◆ Given passage ◆
▬▬▬

The market rebound off the March lows is even raising the dead.
I'm talking about four "zombie" stocks in particular, housing meltdown casualties with no real value by virtually any measure. Yet they're up 100% or more in the past month, with big numbers of shares changing hands as traders game the system.
As an investor, you need to avoid these zombies at all costs. Don't get drawn in by the hoopla.The two most prominent are those ill-fated twins of the housing disaster, Fannie Mae (FNM, news, msgs) and Freddie Mac (FRE, news, msgs). These are the government-sponsored entities that used to print money by guaranteeing and buying home mortgages.
Now they're mere shells reporting huge losses. If they ever manage to make money again, it will go to pay back huge loans from the government -- $100 billion and climbing. Average shareholders don't have a prayer.
Yet during the month, these two zombies soared around 300% on enough volume to rank them at times among the market's most-traded stocks.
Another zombie is General Motors' pre-bankruptcy stock. Motors Liquidation (MTLQQ, news, msgs) contains little more than unwanted factories and legal claims against the company. Yet in early August, it surged 140% on huge volume.
Motors Liquidation is at least relegated to the market netherworld of the pink sheets; Fannie and Freddie still trade on the New York Stock Exchange. So does the insurance company American International Group (AIG, news, msgs), which traded up as much as 330% in August. The AIG case is more arguable, but I still consider it a zombie.
All four stocks took a beating yesterday as September opened. But that only begs the question: If these stocks are better off dead, why have investors been bidding them up?
Who's playing with zombies?

▬▬▬

(Records drawn from a collection)
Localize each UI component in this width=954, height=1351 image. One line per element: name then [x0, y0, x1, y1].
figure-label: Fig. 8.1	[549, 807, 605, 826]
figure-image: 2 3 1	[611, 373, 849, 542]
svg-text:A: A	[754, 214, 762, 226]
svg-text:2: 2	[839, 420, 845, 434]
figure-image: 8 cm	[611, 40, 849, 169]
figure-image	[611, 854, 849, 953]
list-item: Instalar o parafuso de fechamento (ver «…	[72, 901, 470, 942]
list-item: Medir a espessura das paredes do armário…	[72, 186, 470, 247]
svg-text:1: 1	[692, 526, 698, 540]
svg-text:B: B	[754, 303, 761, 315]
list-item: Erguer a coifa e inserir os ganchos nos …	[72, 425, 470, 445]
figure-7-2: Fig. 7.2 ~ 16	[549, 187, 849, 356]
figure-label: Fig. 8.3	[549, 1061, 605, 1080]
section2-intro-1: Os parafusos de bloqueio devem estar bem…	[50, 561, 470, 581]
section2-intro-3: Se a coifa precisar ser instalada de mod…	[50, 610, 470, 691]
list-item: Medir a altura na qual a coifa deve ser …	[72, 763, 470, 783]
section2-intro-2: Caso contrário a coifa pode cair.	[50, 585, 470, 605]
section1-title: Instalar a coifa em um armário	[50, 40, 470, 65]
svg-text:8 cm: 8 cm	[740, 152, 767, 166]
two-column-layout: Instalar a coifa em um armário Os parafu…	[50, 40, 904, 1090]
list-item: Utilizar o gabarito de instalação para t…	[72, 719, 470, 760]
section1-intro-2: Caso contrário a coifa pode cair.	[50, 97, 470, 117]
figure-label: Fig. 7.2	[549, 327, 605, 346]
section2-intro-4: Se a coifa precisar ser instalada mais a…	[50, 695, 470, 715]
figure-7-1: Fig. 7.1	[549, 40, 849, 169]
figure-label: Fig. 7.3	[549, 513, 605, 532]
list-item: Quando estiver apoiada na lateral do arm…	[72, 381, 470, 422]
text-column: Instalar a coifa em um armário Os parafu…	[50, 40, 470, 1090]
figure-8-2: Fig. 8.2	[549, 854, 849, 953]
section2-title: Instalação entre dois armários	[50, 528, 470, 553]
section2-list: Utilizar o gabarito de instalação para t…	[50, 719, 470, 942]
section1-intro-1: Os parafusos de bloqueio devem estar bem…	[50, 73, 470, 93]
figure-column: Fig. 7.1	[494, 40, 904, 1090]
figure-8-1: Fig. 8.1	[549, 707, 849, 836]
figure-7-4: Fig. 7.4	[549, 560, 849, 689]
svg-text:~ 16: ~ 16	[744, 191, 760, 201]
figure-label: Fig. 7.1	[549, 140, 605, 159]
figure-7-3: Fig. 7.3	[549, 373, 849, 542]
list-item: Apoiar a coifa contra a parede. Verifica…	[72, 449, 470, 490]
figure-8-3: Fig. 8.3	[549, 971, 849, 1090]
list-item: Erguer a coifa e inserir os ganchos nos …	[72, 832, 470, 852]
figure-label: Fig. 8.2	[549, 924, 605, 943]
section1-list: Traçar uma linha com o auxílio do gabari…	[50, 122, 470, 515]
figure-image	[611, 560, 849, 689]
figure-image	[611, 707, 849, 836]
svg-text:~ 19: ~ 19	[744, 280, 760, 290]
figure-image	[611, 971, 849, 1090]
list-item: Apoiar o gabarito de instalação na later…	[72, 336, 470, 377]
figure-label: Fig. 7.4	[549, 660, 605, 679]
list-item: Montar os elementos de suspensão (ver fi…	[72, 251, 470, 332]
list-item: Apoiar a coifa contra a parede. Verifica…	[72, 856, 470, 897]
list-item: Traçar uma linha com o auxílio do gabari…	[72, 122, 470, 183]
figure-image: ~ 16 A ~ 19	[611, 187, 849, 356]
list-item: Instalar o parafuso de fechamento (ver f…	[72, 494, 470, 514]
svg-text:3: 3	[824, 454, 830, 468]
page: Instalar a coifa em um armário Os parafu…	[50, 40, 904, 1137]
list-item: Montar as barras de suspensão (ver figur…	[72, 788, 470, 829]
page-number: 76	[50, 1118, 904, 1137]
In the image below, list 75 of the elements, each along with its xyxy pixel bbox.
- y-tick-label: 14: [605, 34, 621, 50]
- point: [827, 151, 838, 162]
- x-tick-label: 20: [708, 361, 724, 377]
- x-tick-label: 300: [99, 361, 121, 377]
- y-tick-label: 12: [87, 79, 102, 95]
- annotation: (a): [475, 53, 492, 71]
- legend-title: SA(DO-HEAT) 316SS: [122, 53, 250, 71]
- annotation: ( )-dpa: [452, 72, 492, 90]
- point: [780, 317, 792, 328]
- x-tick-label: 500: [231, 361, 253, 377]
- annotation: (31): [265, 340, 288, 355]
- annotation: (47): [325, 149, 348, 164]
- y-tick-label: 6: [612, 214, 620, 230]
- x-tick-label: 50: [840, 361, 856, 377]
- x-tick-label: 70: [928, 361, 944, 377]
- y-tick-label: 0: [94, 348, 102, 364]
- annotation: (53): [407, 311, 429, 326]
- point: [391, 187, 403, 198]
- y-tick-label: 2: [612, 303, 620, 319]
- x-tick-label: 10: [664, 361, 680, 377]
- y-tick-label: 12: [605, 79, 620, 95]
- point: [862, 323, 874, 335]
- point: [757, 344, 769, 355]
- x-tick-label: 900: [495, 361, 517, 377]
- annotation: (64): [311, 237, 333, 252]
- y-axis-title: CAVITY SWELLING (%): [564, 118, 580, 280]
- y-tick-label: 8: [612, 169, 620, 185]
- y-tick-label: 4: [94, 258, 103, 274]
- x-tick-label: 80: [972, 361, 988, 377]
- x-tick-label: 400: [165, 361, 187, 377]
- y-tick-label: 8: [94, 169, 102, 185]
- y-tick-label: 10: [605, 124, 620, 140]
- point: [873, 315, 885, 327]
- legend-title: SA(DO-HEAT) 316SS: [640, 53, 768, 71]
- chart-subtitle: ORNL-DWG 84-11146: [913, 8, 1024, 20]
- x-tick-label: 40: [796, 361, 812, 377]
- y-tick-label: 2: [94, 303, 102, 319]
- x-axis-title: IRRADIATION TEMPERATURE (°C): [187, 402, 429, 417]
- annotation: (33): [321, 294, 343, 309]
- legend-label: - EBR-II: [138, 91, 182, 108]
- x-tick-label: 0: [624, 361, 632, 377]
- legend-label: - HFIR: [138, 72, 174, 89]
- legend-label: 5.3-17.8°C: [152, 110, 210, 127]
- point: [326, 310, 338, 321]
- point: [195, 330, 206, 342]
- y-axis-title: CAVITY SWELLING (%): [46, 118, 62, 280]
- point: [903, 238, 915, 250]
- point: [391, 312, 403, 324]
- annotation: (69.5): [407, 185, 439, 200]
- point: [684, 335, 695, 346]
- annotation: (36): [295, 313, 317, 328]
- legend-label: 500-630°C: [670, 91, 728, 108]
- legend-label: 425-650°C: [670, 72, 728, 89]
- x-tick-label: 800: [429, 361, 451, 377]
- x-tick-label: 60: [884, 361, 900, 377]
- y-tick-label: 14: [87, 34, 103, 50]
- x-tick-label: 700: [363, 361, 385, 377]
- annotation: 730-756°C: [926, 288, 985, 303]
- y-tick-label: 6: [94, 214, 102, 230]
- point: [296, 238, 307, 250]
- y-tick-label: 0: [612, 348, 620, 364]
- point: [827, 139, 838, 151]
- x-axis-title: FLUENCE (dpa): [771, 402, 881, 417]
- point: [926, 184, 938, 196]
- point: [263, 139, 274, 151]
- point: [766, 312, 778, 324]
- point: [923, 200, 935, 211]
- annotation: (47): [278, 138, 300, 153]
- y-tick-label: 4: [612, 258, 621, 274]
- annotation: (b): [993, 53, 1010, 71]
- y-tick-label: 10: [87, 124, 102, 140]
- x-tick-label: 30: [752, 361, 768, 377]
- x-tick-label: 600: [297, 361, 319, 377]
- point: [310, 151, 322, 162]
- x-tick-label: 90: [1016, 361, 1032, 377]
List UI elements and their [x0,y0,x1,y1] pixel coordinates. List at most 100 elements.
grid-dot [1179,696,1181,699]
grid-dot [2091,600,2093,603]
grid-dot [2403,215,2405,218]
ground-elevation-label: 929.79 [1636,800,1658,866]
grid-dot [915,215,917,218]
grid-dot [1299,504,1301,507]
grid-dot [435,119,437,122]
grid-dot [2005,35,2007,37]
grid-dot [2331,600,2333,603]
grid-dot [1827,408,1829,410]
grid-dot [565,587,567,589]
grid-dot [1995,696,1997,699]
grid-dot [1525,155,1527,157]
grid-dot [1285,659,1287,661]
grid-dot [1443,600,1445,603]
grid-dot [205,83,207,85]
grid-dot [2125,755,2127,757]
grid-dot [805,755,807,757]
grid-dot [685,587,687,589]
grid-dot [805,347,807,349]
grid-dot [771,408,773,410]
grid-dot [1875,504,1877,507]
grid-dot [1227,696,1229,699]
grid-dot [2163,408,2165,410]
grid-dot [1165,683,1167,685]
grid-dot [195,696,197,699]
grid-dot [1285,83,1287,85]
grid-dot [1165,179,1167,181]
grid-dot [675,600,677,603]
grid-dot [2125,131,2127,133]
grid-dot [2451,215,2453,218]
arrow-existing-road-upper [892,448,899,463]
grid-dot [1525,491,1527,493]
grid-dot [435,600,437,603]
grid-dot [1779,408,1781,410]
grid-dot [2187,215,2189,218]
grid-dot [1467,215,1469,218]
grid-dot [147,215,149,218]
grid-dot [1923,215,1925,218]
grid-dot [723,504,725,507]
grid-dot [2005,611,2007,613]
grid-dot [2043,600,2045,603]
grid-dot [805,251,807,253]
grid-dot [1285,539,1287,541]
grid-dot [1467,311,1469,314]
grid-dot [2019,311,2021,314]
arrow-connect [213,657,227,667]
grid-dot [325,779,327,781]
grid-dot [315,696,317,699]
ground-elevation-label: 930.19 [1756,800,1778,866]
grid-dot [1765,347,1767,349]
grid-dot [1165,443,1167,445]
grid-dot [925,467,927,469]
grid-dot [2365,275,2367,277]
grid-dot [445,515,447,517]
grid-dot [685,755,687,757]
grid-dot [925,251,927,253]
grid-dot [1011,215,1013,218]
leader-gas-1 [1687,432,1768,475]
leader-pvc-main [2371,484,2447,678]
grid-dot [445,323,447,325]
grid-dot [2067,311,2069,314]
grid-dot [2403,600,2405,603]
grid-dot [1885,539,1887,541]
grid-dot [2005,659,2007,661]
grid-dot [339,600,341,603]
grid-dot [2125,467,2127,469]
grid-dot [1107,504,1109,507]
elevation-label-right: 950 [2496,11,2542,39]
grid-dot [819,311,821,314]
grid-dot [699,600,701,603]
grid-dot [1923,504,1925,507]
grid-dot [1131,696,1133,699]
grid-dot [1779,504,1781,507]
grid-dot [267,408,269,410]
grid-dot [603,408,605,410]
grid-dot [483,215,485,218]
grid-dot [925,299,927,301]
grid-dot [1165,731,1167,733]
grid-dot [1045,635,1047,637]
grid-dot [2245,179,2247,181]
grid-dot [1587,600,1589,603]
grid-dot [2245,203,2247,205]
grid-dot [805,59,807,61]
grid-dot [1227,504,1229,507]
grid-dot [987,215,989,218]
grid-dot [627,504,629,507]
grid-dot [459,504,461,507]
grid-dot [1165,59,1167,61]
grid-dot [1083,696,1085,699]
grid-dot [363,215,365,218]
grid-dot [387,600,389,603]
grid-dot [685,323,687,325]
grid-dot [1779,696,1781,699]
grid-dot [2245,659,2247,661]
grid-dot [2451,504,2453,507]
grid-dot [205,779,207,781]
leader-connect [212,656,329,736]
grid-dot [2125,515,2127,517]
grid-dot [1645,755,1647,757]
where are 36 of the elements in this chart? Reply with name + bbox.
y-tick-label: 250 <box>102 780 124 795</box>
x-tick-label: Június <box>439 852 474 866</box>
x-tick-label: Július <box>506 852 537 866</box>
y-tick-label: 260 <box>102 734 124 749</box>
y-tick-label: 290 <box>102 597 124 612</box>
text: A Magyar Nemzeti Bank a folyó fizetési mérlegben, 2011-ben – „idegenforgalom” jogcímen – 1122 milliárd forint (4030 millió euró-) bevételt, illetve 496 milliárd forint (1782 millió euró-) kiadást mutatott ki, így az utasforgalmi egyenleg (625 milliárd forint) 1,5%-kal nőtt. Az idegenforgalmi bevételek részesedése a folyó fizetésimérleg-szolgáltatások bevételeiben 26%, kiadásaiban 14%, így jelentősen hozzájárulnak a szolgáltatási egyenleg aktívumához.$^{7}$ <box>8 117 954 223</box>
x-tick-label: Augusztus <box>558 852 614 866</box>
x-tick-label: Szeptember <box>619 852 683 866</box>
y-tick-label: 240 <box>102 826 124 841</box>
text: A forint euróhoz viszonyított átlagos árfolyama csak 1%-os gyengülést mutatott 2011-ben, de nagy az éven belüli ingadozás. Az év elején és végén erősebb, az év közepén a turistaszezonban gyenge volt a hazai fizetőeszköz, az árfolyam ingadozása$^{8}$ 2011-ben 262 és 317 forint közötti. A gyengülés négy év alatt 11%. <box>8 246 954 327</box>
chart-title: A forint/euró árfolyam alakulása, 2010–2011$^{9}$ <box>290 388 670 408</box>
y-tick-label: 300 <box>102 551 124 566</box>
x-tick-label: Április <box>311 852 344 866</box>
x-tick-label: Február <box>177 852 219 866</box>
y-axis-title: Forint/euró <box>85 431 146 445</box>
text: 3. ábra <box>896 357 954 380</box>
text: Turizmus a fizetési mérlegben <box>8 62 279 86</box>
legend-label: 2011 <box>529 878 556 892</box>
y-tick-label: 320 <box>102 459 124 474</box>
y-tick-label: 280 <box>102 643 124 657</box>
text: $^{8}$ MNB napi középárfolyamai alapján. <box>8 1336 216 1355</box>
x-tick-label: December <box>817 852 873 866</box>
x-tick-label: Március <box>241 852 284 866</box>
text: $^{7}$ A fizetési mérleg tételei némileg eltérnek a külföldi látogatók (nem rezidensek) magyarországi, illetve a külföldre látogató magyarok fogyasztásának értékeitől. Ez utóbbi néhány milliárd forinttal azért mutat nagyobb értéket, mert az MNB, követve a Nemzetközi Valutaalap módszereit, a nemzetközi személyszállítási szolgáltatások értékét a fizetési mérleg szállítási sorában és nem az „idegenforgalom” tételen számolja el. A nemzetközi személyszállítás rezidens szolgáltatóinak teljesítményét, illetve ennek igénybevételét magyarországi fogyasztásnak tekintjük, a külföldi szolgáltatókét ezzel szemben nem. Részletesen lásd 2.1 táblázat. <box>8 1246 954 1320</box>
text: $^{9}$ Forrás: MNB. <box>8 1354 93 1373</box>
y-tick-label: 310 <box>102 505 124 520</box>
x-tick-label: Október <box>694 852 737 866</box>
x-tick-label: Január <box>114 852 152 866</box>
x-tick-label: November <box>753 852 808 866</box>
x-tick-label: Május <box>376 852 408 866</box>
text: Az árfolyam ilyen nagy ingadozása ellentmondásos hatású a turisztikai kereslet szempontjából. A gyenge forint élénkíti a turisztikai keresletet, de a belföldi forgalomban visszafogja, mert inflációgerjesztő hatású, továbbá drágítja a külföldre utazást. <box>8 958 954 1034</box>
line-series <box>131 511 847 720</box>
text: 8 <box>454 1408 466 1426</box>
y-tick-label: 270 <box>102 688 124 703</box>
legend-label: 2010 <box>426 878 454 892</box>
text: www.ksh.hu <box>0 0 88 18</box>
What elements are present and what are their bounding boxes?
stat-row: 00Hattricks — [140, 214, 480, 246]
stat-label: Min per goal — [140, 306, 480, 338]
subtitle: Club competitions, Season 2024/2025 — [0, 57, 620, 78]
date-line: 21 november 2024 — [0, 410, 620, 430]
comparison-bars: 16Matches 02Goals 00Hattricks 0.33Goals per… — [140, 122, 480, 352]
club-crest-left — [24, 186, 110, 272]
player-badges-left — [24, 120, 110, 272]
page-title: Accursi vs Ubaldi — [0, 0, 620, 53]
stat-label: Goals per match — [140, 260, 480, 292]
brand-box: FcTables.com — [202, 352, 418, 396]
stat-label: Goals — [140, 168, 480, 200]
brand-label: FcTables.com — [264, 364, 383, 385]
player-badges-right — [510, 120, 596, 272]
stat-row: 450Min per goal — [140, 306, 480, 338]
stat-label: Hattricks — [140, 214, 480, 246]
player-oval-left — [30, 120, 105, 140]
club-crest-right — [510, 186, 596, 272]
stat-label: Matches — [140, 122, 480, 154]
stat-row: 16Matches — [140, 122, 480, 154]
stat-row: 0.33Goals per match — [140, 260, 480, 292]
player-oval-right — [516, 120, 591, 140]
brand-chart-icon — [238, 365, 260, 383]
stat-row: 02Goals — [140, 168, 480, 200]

▬▬▬

◆ Prompt 1 ◆
Please decide whether each statement below agrees with the article on zombie stocks, answering yes or no and quoting the deciding words of the article: (a) Fannie Mae and Freddie Mac soared around 300% during the month. (b) Motors Liquidation trades on the New York Stock Exchange. (c) AIG traded up as much as 330% in August.
◆ Prompt 2 ◆
Carry on the article on zombie stocks from its last line.

◆ Answer area 1 ◆
(a) Yes: "Yet during the month, these two zombies soared around 300%"
(b) No: "Motors Liquidation is at least relegated to the market netherworld of the pink sheets; Fannie and Freddie still trade on the New York Stock Exchange."
(c) Yes: "which traded up as much as 330% in August."

◆ Answer area 2 ◆
Some of the buying is legitimate, coming from investors who went short, selling borrowed shares in hopes of buying them back at a lower price later. Now they need to cover their positions by buying replacements for the borrowed shares to lock in their gains.Beaten-down shareholders are also likely to sell on any move up. But these factors don't explain all the action.
Video: Why are Fannie and Freddie moving up?
Some buyers chasing these zombies are clearly getting duped by penny-stock touts -- who take positions in dirt-cheap stocks, talk them up and then sell. Back in July, for example, one penny-stock service issued a news release stating that the GM zombie "emerged from the remains of bankrupt General Motors Corp. by taking over the best assets of the biggest U.S. automaker."
The best assets? Hardly. The same release also stated correctly that the real GM -- the part that actually makes cars -- is now a private company. But analysts aren't sure people get that. "I think there are some retail investors out there who don't realize Motors Liquidation is not GM," says David Whiston, who covers the auto sector for Morningstar. Otherwise, its movements are "just baffling," says Whiston.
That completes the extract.